═══ Fragmento del documento ═══

Sylvia Plath – Diarios
Verano de 1951 - Swampscott
Tirada boca abajo con la panza sobre
la lisa roca caliente, dejé mi brazo colgando a un costado, mi mano acariciaba
los contornos de la piedra calentada por el sol y sentí sus suaves
ondulaciones. Estaba tan caliente la roca, con un calor tan duradero y
confortable, que sentí que podía ser un cuerpo humano. Quemándome a través del
material de mi traje de baño, el enorme calor irradiaba a través de mi cuerpo y
mis pechos me dolían contra la dura y lisa piedra. Un viento, salado y húmedo,
sopló y me mojó el pelo; a través de su gran masa destellante pude ver el azul parpadeo del océano. El sol
se me filtraba por cada poro, saciando cada chillona fibra y llevándolas hacia
una resplandeciente paz dorada. Estirándome sobre la piedra, con el cuerpo
tenso, luego relajado, en el altar, sentí que estaba siendo violada
deliciosamente por el sol, llenada completamente por el calor del dios
impersonal y colosal de la naturaleza. Cálido y perverso era el cuerpo de mi amor
debajo mío, y la sensación de su carne tallada era como ninguna otra – ni
suave, ni maleable, ni húmeda de transpiración, sino seca, dura, suave, limpia
y pura. Alta, blanca como un hueso, el mar me había lavado, el sol me había
purificado, bautizado, secado y dejado fresca. Como algas quebradizas, agudas,
con fuerte olor – como piedras, redondas, curvas, ovaladas, limpias – como el
viento, áspero y salado – como todo esto era el cuerpo de mi amor. Un
orgiástico sacrificio en el altar de piedra y sol, y me levanté luego de siglos
de amor, limpia y saciada de haber consumido el fuego de su casual deseo sin
tiempo.

═══ Extractos de entradas ═══

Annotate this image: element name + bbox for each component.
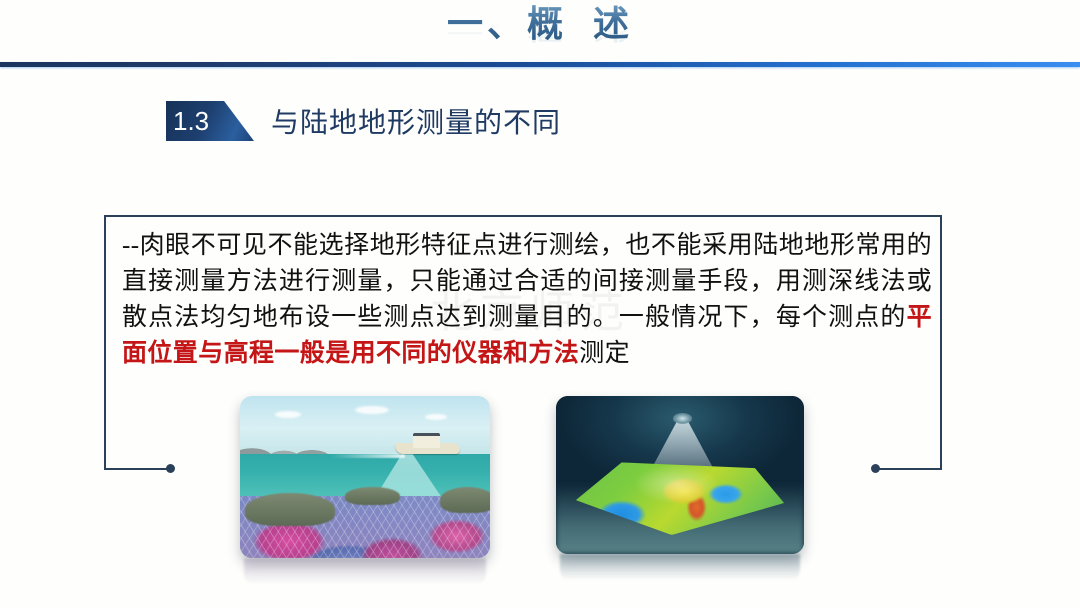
figure-sonar-swath-reflection xyxy=(244,558,486,584)
survey-vessel-cabin xyxy=(413,433,441,447)
page-title: 一、概 述 xyxy=(0,2,1080,46)
header-divider-rule xyxy=(0,62,1080,67)
slide-header: 一、概 述 一、概 述 xyxy=(0,0,1080,70)
seabed-rock xyxy=(440,487,490,513)
seabed-rock xyxy=(345,487,400,505)
section-number-badge: 1.3 xyxy=(166,101,254,141)
frame-edge-left xyxy=(104,215,106,470)
body-paragraph: --肉眼不可见不能选择地形特征点进行测绘，也不能采用陆地地形常用的直接测量方法进… xyxy=(122,228,932,372)
frame-edge-right xyxy=(940,215,942,470)
cloud-icon xyxy=(275,411,301,418)
frame-terminator-dot-right xyxy=(871,464,880,473)
frame-edge-top xyxy=(104,215,942,217)
section-heading: 1.3 与陆地地形测量的不同 xyxy=(166,101,561,141)
vessel-wake xyxy=(330,454,405,459)
body-text-before: --肉眼不可见不能选择地形特征点进行测绘，也不能采用陆地地形常用的直接测量方法进… xyxy=(122,232,932,331)
section-number-label: 1.3 xyxy=(166,101,209,141)
section-heading-text: 与陆地地形测量的不同 xyxy=(271,101,561,141)
seabed-rock xyxy=(245,493,335,525)
figure-bathymetry-reflection xyxy=(560,554,800,580)
figure-bathymetry xyxy=(556,396,804,554)
cloud-icon xyxy=(355,406,389,414)
frame-terminator-dot-left xyxy=(166,464,175,473)
cloud-icon xyxy=(425,414,447,420)
frame-edge-bottom-left xyxy=(104,468,170,470)
figure-sonar-swath xyxy=(240,396,490,558)
frame-edge-bottom-right xyxy=(876,468,942,470)
body-text-after: 测定 xyxy=(579,340,630,367)
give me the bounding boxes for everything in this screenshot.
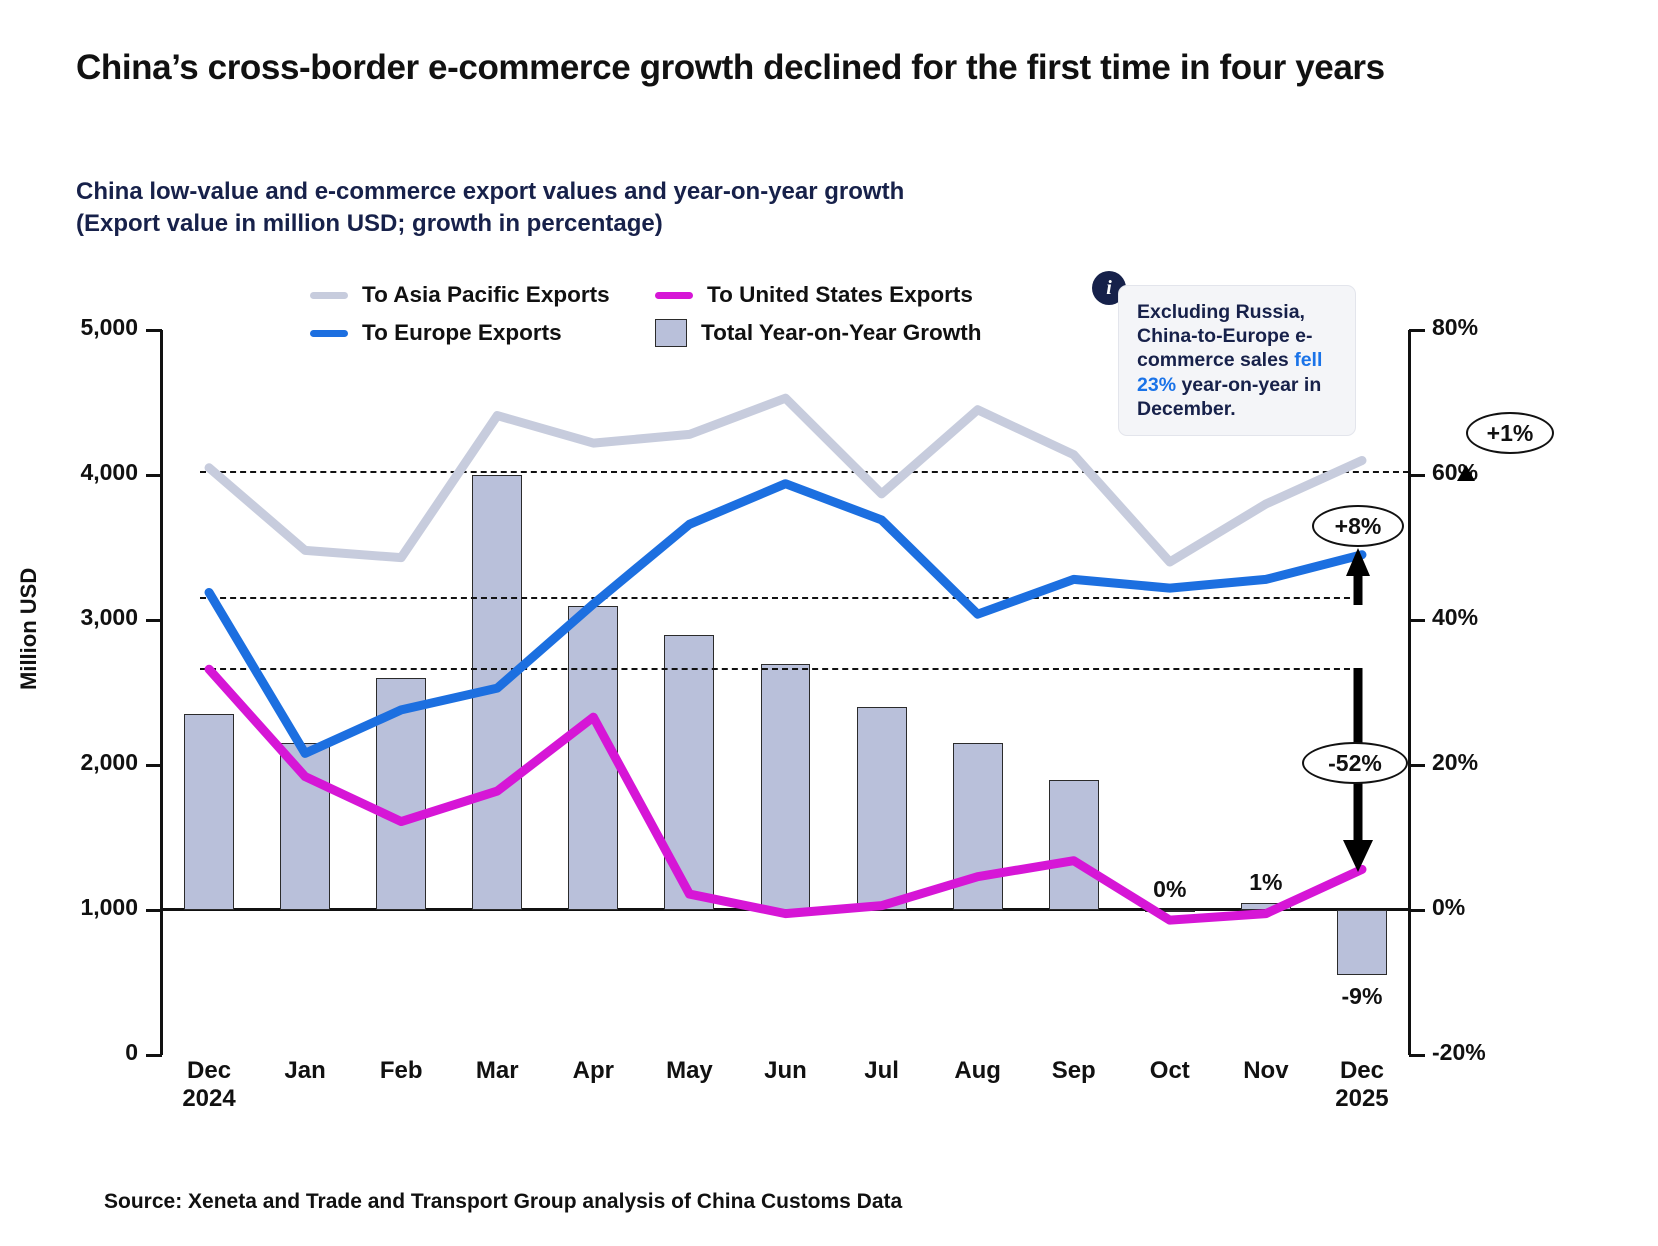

═══

■ Tarea 1
Copia sin cambios las líneas de las entradas comenzando en la que contiene "figure-sonar-swath-reflection xyxy=(244,558,486,584)" y terminando en la que contiene "seabed-rock xyxy=(345,487,400,505)", ambas incluidas.
■ Tarea 2
Prosigue el fragmento del diario sobre el baño de sol en la roca a partir de su última oración.

■ Respuesta escrita 1
figure-sonar-swath-reflection xyxy=(244,558,486,584)
survey-vessel-cabin xyxy=(413,433,441,447)
page-title: 一、概 述 xyxy=(0,2,1080,46)
header-divider-rule xyxy=(0,62,1080,67)
slide-header: 一、概 述 一、概 述 xyxy=(0,0,1080,70)
seabed-rock xyxy=(440,487,490,513)
seabed-rock xyxy=(345,487,400,505)

■ Respuesta escrita 2
Y esto es lo que pasa cuando me
inclino por las alegorías, comparaciones y metáforas, de pronto encuentro un
vehículo para expresar unos pocos de los tantos pensamientos inquietantes que
tengo conmigo desde ayer... describir la sensación que tuve hacia una parte
anónima de la costa de Massachusetts. Por más simple que parezca esta tarea,
quería esperar para hacerla hasta que pudiera hacerle justicia porque forma el
centro de mi filosofía de pensamiento y acción en constante desarrollo.
En una relativamente poco
frecuentada y pedrosa playa hay una gran roca que sobresale sobre el mar. Luego
de una subida, un ascenso por una serie de escalones, se llega a un estante
natural donde una persona puede estirarse cómodamente y mirar las mareas debajo
subir y bajar, o ver, más allá de la bahía, los barcos iluminados, luego
ensombrecidos, luego iluminados, mientras siguen su curso cerca del horizonte.
El sol quemó estas piedras y la enorme y continua bajada y subida de las mareas
desmoronó las rocas, magullándolas, desgastándolas hasta convertirlas en estas
suaves piedras ardidas en la playa, que se agitan y mueven debajo de los pies
cuando una camina encima de ellas. Una serena sensación de la lenta
inevitabilidad de los cambios graduales en la corteza de la tierra me cubre. Un
amor me consume, no de un dios, sino de la limpia e inquebrable sensación de
que las rocas que no tienen nombre, las olas que no tienen nombre, el pasto
irregular que no tiene nombre, están todos definidos momentáneamente por la
conciencia del ser que los observa. Con el sol haciendo arder la piedra y la
carne, y con el viento ondeando el pasto y mi pelo, hay un estado de alerta que
la inmensa y ciega conciencia impersonal y las fuerzas neutras van a superar, y viene la noción de que el frágil, milagrosamente enhebrado organismo que les da un sentido, va a
pasear un rato, dudar, fallar y descomponerse al fin en el suelo anónimo, sin
voz, sin rostro ni identidad.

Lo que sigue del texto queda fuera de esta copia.